▸ EXERCISE DESCRIPTION
Lines containing the word "Pertemuan" are to be located and copied.

▸ DATA ENTRIES

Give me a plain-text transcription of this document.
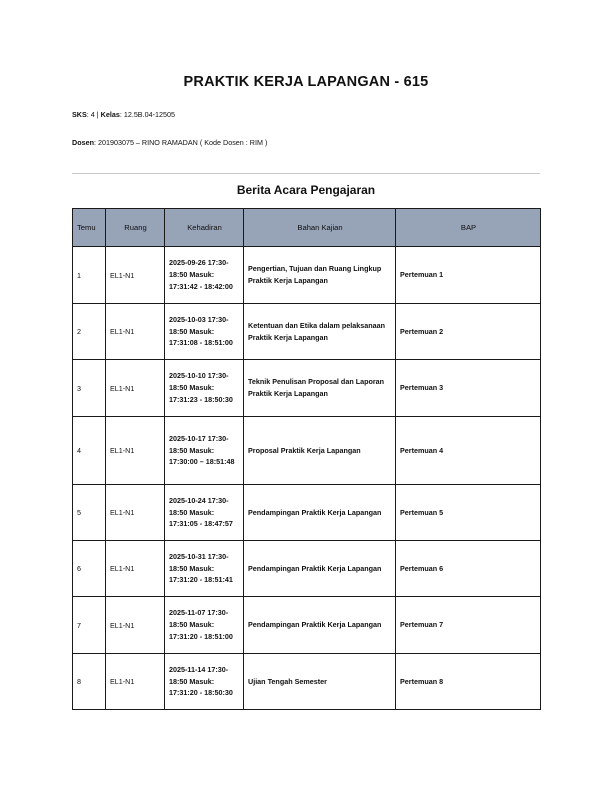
PRAKTIK KERJA LAPANGAN - 615
SKS: 4 | Kelas: 12.5B.04-12505
Dosen: 201903075 – RINO RAMADAN ( Kode Dosen : RIM )
Berita Acara Pengajaran
Temu	Ruang	Kehadiran	Bahan Kajian	BAP
1	EL1-N1	2025-09-26 17:30-18:50 Masuk: 17:31:42 - 18:42:00	Pengertian, Tujuan dan Ruang Lingkup Praktik Kerja Lapangan	Pertemuan 1
2	EL1-N1	2025-10-03 17:30-18:50 Masuk: 17:31:08 - 18:51:00	Ketentuan dan Etika dalam pelaksanaan Praktik Kerja Lapangan	Pertemuan 2
3	EL1-N1	2025-10-10 17:30-18:50 Masuk: 17:31:23 - 18:50:30	Teknik Penulisan Proposal dan Laporan Praktik Kerja Lapangan	Pertemuan 3
4	EL1-N1	2025-10-17 17:30-18:50 Masuk: 17:30:00 – 18:51:48	Proposal Praktik Kerja Lapangan	Pertemuan 4
5	EL1-N1	2025-10-24 17:30-18:50 Masuk: 17:31:05 - 18:47:57	Pendampingan Praktik Kerja Lapangan	Pertemuan 5
6	EL1-N1	2025-10-31 17:30-18:50 Masuk: 17:31:20 - 18:51:41	Pendampingan Praktik Kerja Lapangan	Pertemuan 6
7	EL1-N1	2025-11-07 17:30-18:50 Masuk: 17:31:20 - 18:51:00	Pendampingan Praktik Kerja Lapangan	Pertemuan 7
8	EL1-N1	2025-11-14 17:30-18:50 Masuk: 17:31:20 - 18:50:30	Ujian Tengah Semester	Pertemuan 8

▸ RESULT
1	EL1-N1	2025-09-26 17:30-18:50 Masuk: 17:31:42 - 18:42:00	Pengertian, Tujuan dan Ruang Lingkup Praktik Kerja Lapangan	Pertemuan 1
2	EL1-N1	2025-10-03 17:30-18:50 Masuk: 17:31:08 - 18:51:00	Ketentuan dan Etika dalam pelaksanaan Praktik Kerja Lapangan	Pertemuan 2
3	EL1-N1	2025-10-10 17:30-18:50 Masuk: 17:31:23 - 18:50:30	Teknik Penulisan Proposal dan Laporan Praktik Kerja Lapangan	Pertemuan 3
4	EL1-N1	2025-10-17 17:30-18:50 Masuk: 17:30:00 – 18:51:48	Proposal Praktik Kerja Lapangan	Pertemuan 4
5	EL1-N1	2025-10-24 17:30-18:50 Masuk: 17:31:05 - 18:47:57	Pendampingan Praktik Kerja Lapangan	Pertemuan 5
6	EL1-N1	2025-10-31 17:30-18:50 Masuk: 17:31:20 - 18:51:41	Pendampingan Praktik Kerja Lapangan	Pertemuan 6
7	EL1-N1	2025-11-07 17:30-18:50 Masuk: 17:31:20 - 18:51:00	Pendampingan Praktik Kerja Lapangan	Pertemuan 7
8	EL1-N1	2025-11-14 17:30-18:50 Masuk: 17:31:20 - 18:50:30	Ujian Tengah Semester	Pertemuan 8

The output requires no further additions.